* Begin Material for this exercise *

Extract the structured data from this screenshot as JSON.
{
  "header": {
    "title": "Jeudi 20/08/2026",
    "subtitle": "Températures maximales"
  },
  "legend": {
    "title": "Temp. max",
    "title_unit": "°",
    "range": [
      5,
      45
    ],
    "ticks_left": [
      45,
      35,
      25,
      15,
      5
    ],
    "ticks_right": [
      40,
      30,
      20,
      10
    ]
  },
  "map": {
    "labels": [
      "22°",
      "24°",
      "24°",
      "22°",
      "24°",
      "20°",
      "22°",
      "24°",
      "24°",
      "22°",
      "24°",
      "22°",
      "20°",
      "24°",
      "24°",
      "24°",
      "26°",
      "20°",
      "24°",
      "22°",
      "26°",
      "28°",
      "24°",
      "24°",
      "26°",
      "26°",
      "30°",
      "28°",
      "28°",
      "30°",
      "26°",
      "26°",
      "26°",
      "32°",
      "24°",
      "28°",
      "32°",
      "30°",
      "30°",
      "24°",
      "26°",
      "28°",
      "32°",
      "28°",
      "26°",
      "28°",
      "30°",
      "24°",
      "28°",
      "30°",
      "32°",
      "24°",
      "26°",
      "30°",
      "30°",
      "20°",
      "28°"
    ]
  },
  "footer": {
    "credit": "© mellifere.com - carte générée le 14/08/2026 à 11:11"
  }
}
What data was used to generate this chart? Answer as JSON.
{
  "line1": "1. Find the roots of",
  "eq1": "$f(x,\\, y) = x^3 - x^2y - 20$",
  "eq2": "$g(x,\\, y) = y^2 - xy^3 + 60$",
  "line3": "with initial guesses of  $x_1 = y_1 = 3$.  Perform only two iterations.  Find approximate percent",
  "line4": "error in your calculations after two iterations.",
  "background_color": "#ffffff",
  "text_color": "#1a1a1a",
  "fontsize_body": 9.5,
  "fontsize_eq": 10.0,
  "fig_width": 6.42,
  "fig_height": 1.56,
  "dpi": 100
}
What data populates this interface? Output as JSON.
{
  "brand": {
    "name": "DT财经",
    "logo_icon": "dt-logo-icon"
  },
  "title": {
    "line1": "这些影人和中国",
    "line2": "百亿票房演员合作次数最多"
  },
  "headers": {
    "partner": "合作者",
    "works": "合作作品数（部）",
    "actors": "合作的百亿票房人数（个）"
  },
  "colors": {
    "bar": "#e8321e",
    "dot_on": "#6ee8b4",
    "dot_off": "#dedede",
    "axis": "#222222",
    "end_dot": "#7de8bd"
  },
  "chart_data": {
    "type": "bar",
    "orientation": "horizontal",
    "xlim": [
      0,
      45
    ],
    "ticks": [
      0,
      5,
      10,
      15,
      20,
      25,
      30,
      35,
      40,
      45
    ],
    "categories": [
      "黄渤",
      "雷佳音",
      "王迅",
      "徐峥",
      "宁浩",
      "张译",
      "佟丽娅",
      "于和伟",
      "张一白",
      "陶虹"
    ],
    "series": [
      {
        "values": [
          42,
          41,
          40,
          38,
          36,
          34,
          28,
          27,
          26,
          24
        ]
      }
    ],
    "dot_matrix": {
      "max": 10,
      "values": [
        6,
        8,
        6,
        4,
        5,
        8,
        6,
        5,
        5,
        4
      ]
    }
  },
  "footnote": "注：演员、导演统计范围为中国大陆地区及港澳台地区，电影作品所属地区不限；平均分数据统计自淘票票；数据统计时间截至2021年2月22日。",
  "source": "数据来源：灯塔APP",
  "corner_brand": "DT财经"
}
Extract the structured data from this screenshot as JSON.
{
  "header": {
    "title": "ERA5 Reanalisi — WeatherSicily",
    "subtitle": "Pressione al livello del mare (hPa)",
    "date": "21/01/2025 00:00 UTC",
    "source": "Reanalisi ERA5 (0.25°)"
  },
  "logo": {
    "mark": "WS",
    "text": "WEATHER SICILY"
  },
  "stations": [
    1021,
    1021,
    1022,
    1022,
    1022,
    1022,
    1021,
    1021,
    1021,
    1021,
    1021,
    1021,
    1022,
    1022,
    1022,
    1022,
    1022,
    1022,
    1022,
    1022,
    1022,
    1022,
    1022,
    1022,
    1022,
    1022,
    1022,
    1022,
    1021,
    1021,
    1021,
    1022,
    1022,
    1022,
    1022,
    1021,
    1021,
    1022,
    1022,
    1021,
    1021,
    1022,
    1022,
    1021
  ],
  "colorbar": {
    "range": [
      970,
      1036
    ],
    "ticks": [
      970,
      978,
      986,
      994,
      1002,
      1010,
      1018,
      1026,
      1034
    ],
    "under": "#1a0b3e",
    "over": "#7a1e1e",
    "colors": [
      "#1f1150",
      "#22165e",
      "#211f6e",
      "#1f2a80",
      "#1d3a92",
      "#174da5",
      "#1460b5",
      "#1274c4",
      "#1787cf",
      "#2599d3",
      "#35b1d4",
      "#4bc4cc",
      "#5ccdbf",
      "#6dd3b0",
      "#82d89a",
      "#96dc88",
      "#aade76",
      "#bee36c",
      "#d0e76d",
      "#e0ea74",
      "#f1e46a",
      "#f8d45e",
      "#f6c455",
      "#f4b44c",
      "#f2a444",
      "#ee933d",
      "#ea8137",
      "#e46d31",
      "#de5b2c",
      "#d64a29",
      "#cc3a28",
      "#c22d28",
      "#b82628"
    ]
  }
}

* End Material for this exercise *

## To do
Count each line with "JSON" in it and report that figure by itself.

## Final result
4